* begin Excerpted data *

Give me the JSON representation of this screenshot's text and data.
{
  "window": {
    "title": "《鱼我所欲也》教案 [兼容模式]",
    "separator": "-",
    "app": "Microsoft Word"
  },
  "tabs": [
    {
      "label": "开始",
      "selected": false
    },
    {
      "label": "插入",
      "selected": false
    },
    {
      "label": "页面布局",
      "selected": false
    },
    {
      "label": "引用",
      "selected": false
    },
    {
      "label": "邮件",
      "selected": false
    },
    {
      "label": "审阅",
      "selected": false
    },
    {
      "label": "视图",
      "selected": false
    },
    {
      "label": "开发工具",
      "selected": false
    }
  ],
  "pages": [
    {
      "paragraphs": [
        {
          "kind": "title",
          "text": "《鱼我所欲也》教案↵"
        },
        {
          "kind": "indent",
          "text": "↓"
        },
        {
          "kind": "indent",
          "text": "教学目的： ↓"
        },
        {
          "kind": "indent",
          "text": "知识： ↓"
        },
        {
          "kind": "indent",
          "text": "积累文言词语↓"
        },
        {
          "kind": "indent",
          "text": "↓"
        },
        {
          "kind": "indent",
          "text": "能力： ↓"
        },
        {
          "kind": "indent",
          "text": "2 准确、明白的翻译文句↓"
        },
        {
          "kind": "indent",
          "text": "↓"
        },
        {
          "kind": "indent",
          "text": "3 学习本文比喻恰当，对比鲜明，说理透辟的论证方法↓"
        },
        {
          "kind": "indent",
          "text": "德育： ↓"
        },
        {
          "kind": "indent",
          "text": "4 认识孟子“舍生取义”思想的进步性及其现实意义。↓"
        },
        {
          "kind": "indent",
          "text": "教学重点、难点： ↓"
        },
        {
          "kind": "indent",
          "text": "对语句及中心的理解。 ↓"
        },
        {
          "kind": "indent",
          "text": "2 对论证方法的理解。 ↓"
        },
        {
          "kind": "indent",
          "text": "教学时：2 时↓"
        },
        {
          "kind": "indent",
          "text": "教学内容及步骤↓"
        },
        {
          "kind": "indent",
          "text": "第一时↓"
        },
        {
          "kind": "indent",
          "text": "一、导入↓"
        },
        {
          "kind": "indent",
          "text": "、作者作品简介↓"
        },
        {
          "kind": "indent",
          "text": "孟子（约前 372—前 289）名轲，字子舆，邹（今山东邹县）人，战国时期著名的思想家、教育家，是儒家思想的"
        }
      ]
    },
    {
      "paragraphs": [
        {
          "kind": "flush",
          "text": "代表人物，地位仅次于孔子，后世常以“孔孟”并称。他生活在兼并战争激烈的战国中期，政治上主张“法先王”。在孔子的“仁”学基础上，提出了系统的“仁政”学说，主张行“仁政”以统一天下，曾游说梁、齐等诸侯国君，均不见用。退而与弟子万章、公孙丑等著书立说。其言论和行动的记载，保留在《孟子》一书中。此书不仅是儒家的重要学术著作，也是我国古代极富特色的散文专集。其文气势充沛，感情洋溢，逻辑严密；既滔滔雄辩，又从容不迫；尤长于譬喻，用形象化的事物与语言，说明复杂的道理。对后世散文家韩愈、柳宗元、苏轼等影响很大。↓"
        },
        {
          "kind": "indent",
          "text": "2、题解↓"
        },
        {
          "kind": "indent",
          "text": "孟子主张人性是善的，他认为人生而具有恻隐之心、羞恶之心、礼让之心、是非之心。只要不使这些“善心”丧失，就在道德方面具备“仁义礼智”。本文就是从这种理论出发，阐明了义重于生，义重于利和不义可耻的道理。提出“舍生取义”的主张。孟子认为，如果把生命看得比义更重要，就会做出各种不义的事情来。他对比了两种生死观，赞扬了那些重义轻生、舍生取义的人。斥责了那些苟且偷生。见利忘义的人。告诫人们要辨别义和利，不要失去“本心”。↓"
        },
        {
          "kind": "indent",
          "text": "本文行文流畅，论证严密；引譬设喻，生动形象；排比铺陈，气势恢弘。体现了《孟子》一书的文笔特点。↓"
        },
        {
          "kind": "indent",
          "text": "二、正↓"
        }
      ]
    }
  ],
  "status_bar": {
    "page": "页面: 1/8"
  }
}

* end Excerpted data *

## Task details:
Lines that include the word "舍生取义" are to be extracted from the data above.

## The solution:
          "text": "4 认识孟子“舍生取义”思想的进步性及其现实意义。↓"
          "text": "孟子主张人性是善的，他认为人生而具有恻隐之心、羞恶之心、礼让之心、是非之心。只要不使这些“善心”丧失，就在道德方面具备“仁义礼智”。本文就是从这种理论出发，阐明了义重于生，义重于利和不义可耻的道理。提出“舍生取义”的主张。孟子认为，如果把生命看得比义更重要，就会做出各种不义的事情来。他对比了两种生死观，赞扬了那些重义轻生、舍生取义的人。斥责了那些苟且偷生。见利忘义的人。告诫人们要辨别义和利，不要失去“本心”。↓"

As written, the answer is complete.